** BEGIN **

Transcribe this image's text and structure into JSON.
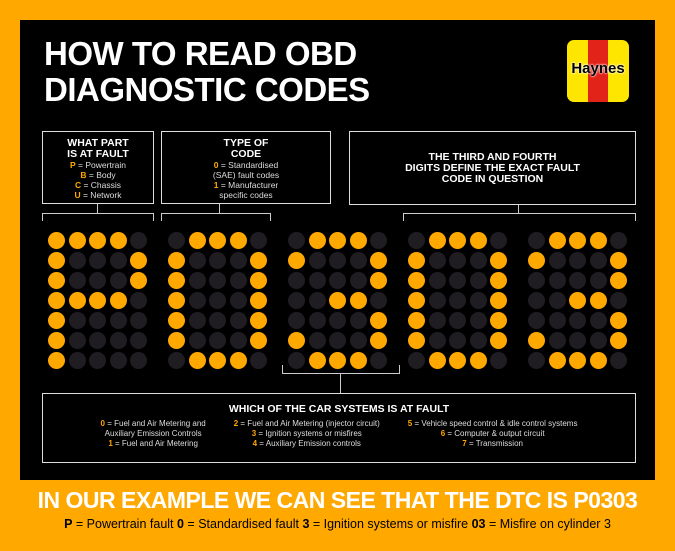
{
  "title_lines": [
    "HOW TO READ OBD",
    "DIAGNOSTIC CODES"
  ],
  "logo": {
    "text": "Haynes"
  },
  "colors": {
    "accent": "#FFA800",
    "background": "#000000",
    "dot_off": "#1F1D22"
  },
  "part_box": {
    "heading_lines": [
      "WHAT PART",
      "IS AT FAULT"
    ],
    "items": [
      {
        "key": "P",
        "text": " = Powertrain"
      },
      {
        "key": "B",
        "text": " = Body"
      },
      {
        "key": "C",
        "text": " = Chassis"
      },
      {
        "key": "U",
        "text": " = Network"
      }
    ]
  },
  "type_box": {
    "heading_lines": [
      "TYPE OF",
      "CODE"
    ],
    "items": [
      {
        "key": "0",
        "text": " = Standardised",
        "text2": "(SAE) fault codes"
      },
      {
        "key": "1",
        "text": " = Manufacturer",
        "text2": "specific codes"
      }
    ]
  },
  "digits_box": {
    "heading_lines": [
      "THE THIRD AND FOURTH",
      "DIGITS DEFINE THE EXACT FAULT",
      "CODE IN QUESTION"
    ]
  },
  "code_display": {
    "characters": [
      "P",
      "0",
      "3",
      "0",
      "3"
    ]
  },
  "system_box": {
    "heading": "WHICH OF THE CAR SYSTEMS IS AT FAULT",
    "columns": [
      [
        {
          "key": "0",
          "text": " = Fuel and Air Metering and"
        },
        {
          "key": "",
          "text": "Auxiliary Emission Controls"
        },
        {
          "key": "1",
          "text": " = Fuel and Air Metering"
        }
      ],
      [
        {
          "key": "2",
          "text": " = Fuel and Air Metering (injector circuit)"
        },
        {
          "key": "3",
          "text": " = Ignition systems or misfires"
        },
        {
          "key": "4",
          "text": " = Auxiliary Emission controls"
        }
      ],
      [
        {
          "key": "5",
          "text": " = Vehicle speed control &  idle control systems"
        },
        {
          "key": "6",
          "text": " = Computer & output circuit"
        },
        {
          "key": "7",
          "text": " = Transmission"
        }
      ]
    ]
  },
  "example": {
    "headline": "IN OUR EXAMPLE WE CAN SEE THAT THE DTC IS P0303",
    "parts": [
      {
        "key": "P",
        "text": " = Powertrain fault "
      },
      {
        "key": "0",
        "text": " = Standardised fault  "
      },
      {
        "key": "3",
        "text": " = Ignition systems or misfire  "
      },
      {
        "key": "03",
        "text": " = Misfire on cylinder 3"
      }
    ]
  }
}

** END **

§ **Directions**
With the pictures omitted, reproduce the records in full and exactly.

§ **Reply to the task**
Transcribe this image's text and structure into JSON.
{
  "title_lines": [
    "HOW TO READ OBD",
    "DIAGNOSTIC CODES"
  ],
  "logo": {
    "text": "Haynes"
  },
  "colors": {
    "accent": "#FFA800",
    "background": "#000000",
    "dot_off": "#1F1D22"
  },
  "part_box": {
    "heading_lines": [
      "WHAT PART",
      "IS AT FAULT"
    ],
    "items": [
      {
        "key": "P",
        "text": " = Powertrain"
      },
      {
        "key": "B",
        "text": " = Body"
      },
      {
        "key": "C",
        "text": " = Chassis"
      },
      {
        "key": "U",
        "text": " = Network"
      }
    ]
  },
  "type_box": {
    "heading_lines": [
      "TYPE OF",
      "CODE"
    ],
    "items": [
      {
        "key": "0",
        "text": " = Standardised",
        "text2": "(SAE) fault codes"
      },
      {
        "key": "1",
        "text": " = Manufacturer",
        "text2": "specific codes"
      }
    ]
  },
  "digits_box": {
    "heading_lines": [
      "THE THIRD AND FOURTH",
      "DIGITS DEFINE THE EXACT FAULT",
      "CODE IN QUESTION"
    ]
  },
  "code_display": {
    "characters": [
      "P",
      "0",
      "3",
      "0",
      "3"
    ]
  },
  "system_box": {
    "heading": "WHICH OF THE CAR SYSTEMS IS AT FAULT",
    "columns": [
      [
        {
          "key": "0",
          "text": " = Fuel and Air Metering and"
        },
        {
          "key": "",
          "text": "Auxiliary Emission Controls"
        },
        {
          "key": "1",
          "text": " = Fuel and Air Metering"
        }
      ],
      [
        {
          "key": "2",
          "text": " = Fuel and Air Metering (injector circuit)"
        },
        {
          "key": "3",
          "text": " = Ignition systems or misfires"
        },
        {
          "key": "4",
          "text": " = Auxiliary Emission controls"
        }
      ],
      [
        {
          "key": "5",
          "text": " = Vehicle speed control &  idle control systems"
        },
        {
          "key": "6",
          "text": " = Computer & output circuit"
        },
        {
          "key": "7",
          "text": " = Transmission"
        }
      ]
    ]
  },
  "example": {
    "headline": "IN OUR EXAMPLE WE CAN SEE THAT THE DTC IS P0303",
    "parts": [
      {
        "key": "P",
        "text": " = Powertrain fault "
      },
      {
        "key": "0",
        "text": " = Standardised fault  "
      },
      {
        "key": "3",
        "text": " = Ignition systems or misfire  "
      },
      {
        "key": "03",
        "text": " = Misfire on cylinder 3"
      }
    ]
  }
}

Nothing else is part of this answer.